-------- INPUT

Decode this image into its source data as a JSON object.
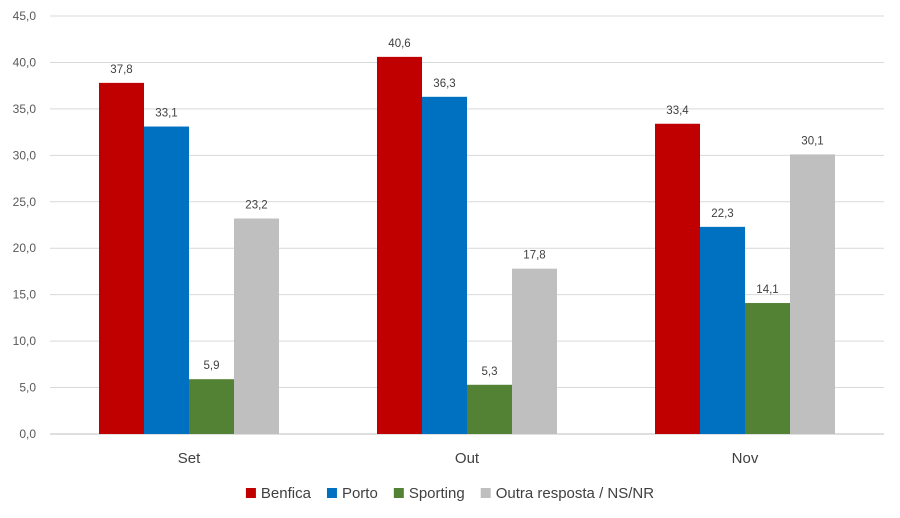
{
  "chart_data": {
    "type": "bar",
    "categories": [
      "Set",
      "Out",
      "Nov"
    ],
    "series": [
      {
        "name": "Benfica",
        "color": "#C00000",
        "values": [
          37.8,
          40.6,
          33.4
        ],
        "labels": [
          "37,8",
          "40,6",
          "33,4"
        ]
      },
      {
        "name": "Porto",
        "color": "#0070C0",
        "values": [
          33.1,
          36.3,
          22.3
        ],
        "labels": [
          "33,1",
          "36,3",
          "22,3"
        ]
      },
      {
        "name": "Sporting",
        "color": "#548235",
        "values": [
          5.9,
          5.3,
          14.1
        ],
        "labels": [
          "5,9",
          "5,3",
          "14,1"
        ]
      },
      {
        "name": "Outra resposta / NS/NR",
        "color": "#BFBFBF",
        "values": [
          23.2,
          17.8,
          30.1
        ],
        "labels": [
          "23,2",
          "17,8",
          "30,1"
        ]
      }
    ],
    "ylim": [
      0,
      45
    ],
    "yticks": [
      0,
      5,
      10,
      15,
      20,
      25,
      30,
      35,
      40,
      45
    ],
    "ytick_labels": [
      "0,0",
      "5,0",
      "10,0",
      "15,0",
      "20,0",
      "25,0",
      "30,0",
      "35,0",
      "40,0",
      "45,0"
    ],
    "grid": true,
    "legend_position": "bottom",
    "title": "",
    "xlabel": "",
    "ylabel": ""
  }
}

----------------

• _DIRECTIONS_
Go through the preceding material and copy each line that has the word "color".

• _WRITTEN RESPONSE_
        "color": "#C00000",
        "color": "#0070C0",
        "color": "#548235",
        "color": "#BFBFBF",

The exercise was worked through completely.